__Provided records__:

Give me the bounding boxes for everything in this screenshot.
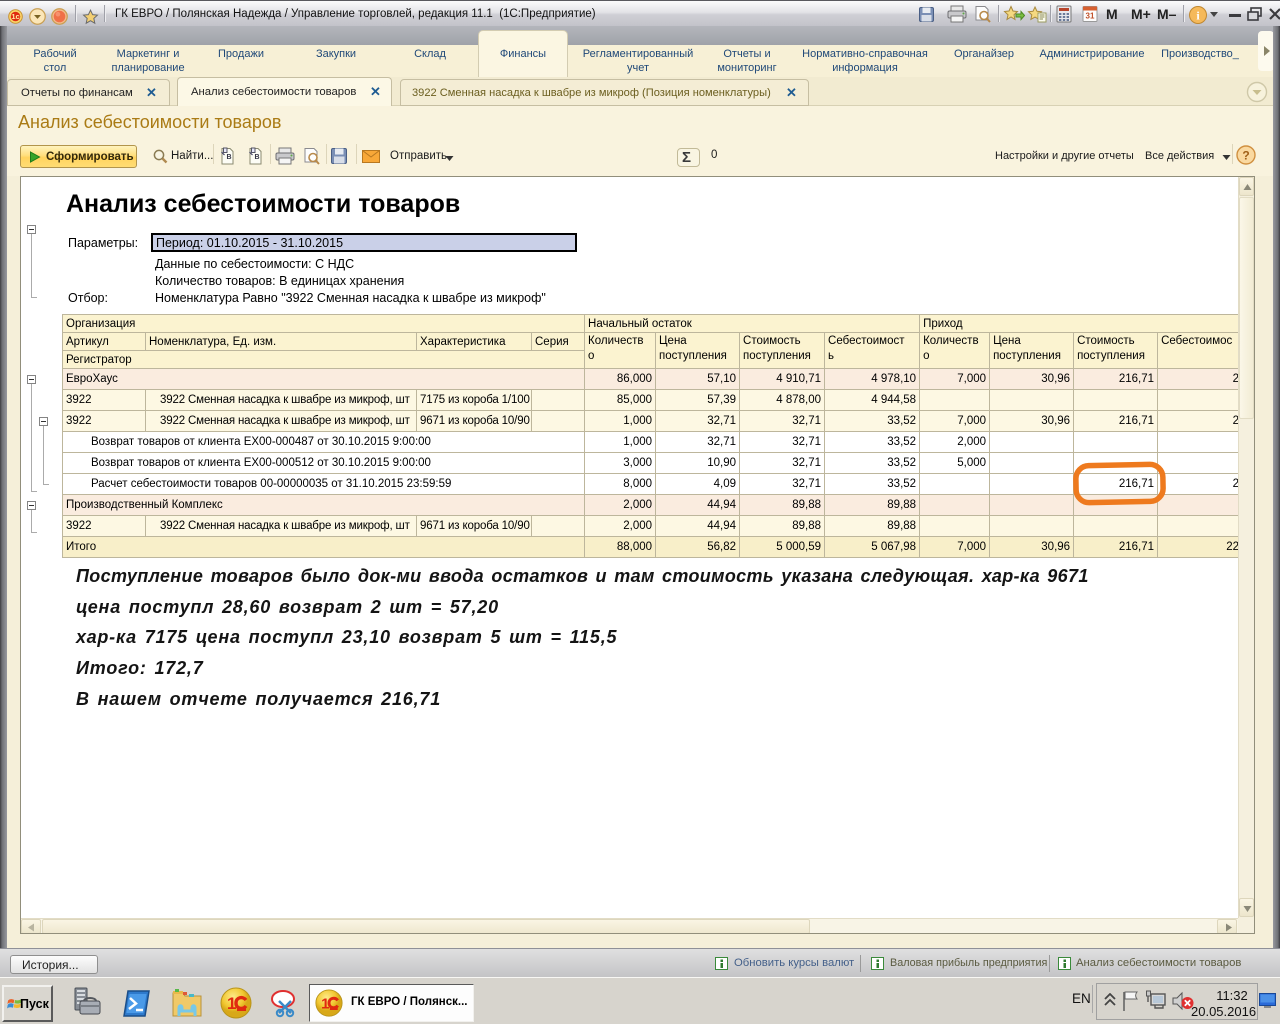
* * *
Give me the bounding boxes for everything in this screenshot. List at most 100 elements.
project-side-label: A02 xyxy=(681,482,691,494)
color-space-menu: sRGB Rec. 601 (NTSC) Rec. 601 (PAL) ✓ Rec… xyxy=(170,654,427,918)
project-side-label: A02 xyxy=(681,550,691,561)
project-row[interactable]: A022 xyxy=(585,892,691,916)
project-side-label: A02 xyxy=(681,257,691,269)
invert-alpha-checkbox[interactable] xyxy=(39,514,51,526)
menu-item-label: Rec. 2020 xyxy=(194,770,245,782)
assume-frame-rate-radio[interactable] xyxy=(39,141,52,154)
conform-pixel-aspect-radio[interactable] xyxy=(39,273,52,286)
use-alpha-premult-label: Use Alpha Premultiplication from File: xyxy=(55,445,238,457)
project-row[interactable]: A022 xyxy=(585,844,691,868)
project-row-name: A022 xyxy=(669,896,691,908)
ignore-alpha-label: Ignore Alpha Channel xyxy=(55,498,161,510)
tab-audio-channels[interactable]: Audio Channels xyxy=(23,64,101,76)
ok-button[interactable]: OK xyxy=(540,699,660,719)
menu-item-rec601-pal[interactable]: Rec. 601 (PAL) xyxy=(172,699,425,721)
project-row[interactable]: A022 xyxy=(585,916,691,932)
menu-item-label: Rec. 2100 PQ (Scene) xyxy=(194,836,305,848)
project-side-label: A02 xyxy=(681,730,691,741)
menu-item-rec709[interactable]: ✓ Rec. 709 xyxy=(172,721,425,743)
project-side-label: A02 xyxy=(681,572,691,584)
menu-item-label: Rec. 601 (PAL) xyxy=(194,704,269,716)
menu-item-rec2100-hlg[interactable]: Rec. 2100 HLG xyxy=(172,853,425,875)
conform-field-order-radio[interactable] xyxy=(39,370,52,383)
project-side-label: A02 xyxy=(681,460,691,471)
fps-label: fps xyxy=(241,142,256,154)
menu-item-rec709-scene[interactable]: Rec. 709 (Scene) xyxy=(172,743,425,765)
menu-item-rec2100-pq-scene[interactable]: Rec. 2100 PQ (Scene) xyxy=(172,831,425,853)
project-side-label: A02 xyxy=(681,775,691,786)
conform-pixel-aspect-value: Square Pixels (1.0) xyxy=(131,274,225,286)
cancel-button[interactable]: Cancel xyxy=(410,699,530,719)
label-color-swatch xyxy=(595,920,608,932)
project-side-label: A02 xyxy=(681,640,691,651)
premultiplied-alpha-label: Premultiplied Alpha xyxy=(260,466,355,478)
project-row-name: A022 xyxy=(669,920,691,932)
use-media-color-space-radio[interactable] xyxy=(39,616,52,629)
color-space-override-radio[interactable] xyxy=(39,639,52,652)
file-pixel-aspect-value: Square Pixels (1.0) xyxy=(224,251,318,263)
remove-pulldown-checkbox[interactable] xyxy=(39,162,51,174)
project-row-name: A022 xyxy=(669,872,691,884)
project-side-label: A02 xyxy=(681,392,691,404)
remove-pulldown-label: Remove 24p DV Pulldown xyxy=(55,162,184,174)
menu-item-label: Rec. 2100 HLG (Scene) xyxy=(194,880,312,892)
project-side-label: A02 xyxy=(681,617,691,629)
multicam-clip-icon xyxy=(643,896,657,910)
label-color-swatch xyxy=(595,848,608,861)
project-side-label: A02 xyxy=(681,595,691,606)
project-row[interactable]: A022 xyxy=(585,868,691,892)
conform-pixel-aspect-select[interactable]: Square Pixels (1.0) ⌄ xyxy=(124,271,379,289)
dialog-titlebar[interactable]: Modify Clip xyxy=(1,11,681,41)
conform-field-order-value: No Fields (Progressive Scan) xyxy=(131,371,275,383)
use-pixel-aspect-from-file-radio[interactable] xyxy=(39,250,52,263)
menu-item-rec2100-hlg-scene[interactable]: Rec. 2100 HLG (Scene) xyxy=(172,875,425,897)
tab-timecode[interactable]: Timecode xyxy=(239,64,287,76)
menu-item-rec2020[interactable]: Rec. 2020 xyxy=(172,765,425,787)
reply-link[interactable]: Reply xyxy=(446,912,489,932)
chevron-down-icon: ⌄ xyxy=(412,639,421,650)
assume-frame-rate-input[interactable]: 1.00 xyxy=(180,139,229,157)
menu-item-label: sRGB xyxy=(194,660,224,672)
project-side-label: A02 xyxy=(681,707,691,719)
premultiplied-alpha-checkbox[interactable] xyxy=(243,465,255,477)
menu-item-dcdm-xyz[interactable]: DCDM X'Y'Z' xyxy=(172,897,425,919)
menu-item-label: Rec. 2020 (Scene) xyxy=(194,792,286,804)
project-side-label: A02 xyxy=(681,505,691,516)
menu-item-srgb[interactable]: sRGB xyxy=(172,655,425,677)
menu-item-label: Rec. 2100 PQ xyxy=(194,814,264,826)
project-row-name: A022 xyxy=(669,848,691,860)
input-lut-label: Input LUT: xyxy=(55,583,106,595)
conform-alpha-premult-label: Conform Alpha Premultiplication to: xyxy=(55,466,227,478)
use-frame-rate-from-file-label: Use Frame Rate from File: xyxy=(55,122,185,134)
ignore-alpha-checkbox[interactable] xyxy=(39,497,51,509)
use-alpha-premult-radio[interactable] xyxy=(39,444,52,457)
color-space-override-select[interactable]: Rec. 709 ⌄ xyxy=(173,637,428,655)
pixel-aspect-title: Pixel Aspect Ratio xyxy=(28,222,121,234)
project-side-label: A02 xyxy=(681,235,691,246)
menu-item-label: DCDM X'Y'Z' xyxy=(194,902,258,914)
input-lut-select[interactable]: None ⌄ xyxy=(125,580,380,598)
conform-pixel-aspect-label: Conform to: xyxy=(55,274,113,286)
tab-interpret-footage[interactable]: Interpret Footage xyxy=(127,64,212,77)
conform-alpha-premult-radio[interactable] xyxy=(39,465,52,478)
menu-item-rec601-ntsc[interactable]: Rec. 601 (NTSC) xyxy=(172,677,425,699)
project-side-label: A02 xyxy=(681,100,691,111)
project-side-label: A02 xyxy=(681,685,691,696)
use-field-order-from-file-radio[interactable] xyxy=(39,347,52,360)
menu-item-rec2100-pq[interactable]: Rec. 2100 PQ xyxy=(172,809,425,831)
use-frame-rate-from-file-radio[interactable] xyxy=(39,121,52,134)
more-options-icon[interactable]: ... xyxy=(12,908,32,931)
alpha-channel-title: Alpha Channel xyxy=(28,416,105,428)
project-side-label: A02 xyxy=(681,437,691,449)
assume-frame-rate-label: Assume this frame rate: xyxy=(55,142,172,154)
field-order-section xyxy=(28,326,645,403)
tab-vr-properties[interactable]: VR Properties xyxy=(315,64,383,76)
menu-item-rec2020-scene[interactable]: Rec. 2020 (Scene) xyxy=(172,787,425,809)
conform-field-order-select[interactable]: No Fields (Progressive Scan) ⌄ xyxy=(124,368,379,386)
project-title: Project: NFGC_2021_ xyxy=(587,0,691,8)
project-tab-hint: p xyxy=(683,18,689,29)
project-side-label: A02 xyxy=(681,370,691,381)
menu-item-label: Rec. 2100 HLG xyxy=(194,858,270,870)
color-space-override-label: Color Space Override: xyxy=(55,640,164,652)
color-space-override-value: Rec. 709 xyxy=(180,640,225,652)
...
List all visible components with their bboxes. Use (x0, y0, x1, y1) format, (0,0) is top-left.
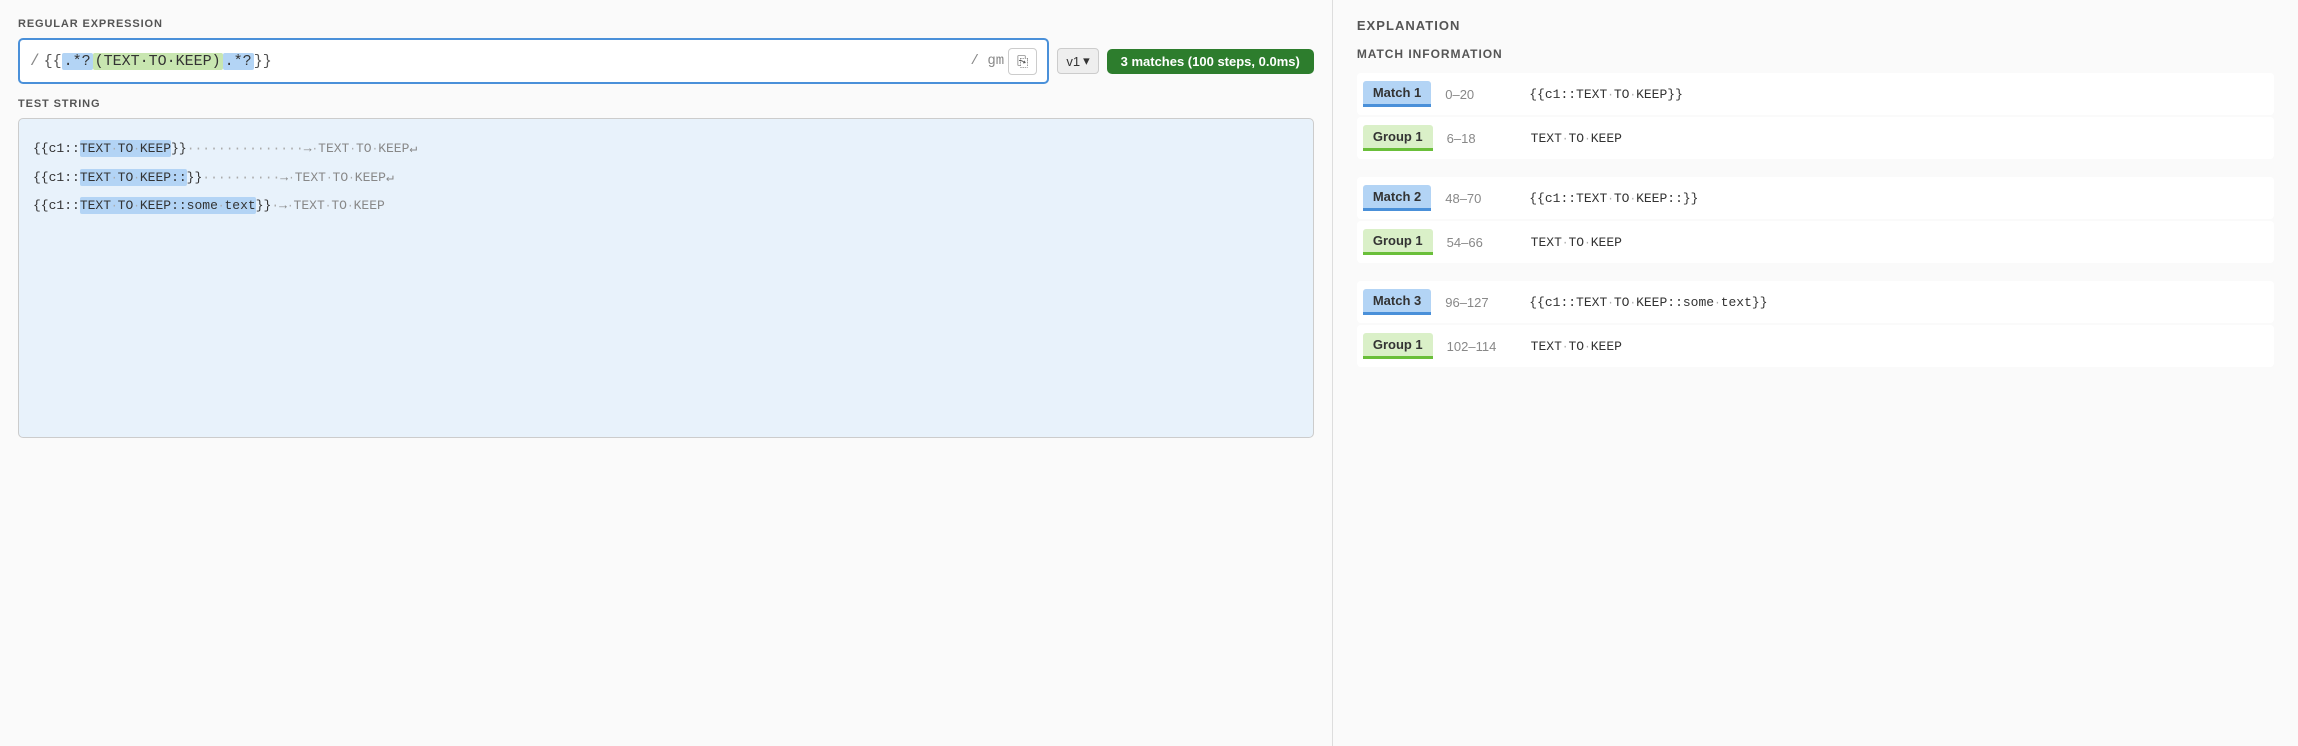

__Written request__: Return the rows between the line holding "most 100 elements." and the line holding "conform-field-order-radio[interactable] xyxy=(39,370,52,383)", inclusive, reproducing each one without any changes.

__The response__:
Give me the bounding boxes for everything in this screenshot. List at most 100 elements.
project-side-label: A02 xyxy=(681,482,691,494)
color-space-menu: sRGB Rec. 601 (NTSC) Rec. 601 (PAL) ✓ Rec… xyxy=(170,654,427,918)
project-side-label: A02 xyxy=(681,550,691,561)
project-row[interactable]: A022 xyxy=(585,892,691,916)
project-side-label: A02 xyxy=(681,257,691,269)
invert-alpha-checkbox[interactable] xyxy=(39,514,51,526)
menu-item-label: Rec. 2020 xyxy=(194,770,245,782)
assume-frame-rate-radio[interactable] xyxy=(39,141,52,154)
conform-pixel-aspect-radio[interactable] xyxy=(39,273,52,286)
use-alpha-premult-label: Use Alpha Premultiplication from File: xyxy=(55,445,238,457)
project-row[interactable]: A022 xyxy=(585,844,691,868)
project-row-name: A022 xyxy=(669,896,691,908)
ignore-alpha-label: Ignore Alpha Channel xyxy=(55,498,161,510)
tab-audio-channels[interactable]: Audio Channels xyxy=(23,64,101,76)
ok-button[interactable]: OK xyxy=(540,699,660,719)
menu-item-rec601-pal[interactable]: Rec. 601 (PAL) xyxy=(172,699,425,721)
project-row[interactable]: A022 xyxy=(585,916,691,932)
menu-item-label: Rec. 2100 PQ (Scene) xyxy=(194,836,305,848)
project-side-label: A02 xyxy=(681,730,691,741)
menu-item-rec709[interactable]: ✓ Rec. 709 xyxy=(172,721,425,743)
project-side-label: A02 xyxy=(681,572,691,584)
menu-item-label: Rec. 601 (PAL) xyxy=(194,704,269,716)
menu-item-rec2100-hlg[interactable]: Rec. 2100 HLG xyxy=(172,853,425,875)
conform-field-order-radio[interactable] xyxy=(39,370,52,383)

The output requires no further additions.